Recorded information |
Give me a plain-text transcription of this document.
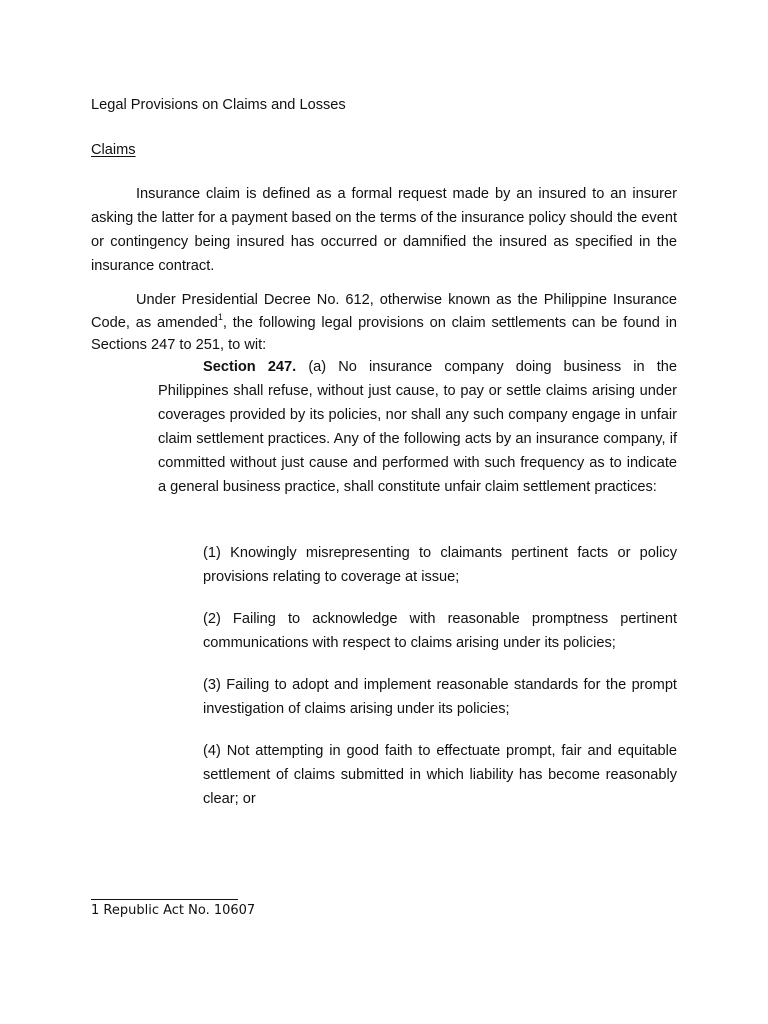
Legal Provisions on Claims and Losses

Claims

Insurance claim is defined as a formal request made by an insured to an insurer asking the latter for a payment based on the terms of the insurance policy should the event or contingency being insured has occurred or damnified the insured as specified in the insurance contract.

Under Presidential Decree No. 612, otherwise known as the Philippine Insurance Code, as amended$^1$, the following legal provisions on claim settlements can be found in Sections 247 to 251, to wit:

Section 247. (a) No insurance company doing business in the Philippines shall refuse, without just cause, to pay or settle claims arising under coverages provided by its policies, nor shall any such company engage in unfair claim settlement practices. Any of the following acts by an insurance company, if committed without just cause and performed with such frequency as to indicate a general business practice, shall constitute unfair claim settlement practices:

(1) Knowingly misrepresenting to claimants pertinent facts or policy provisions relating to coverage at issue;

(2) Failing to acknowledge with reasonable promptness pertinent communications with respect to claims arising under its policies;

(3) Failing to adopt and implement reasonable standards for the prompt investigation of claims arising under its policies;

(4) Not attempting in good faith to effectuate prompt, fair and equitable settlement of claims submitted in which liability has become reasonably clear; or

1 Republic Act No. 10607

Your task | Above are entries; state the number of lines among them that contain "with", and nothing else.

The reply | 2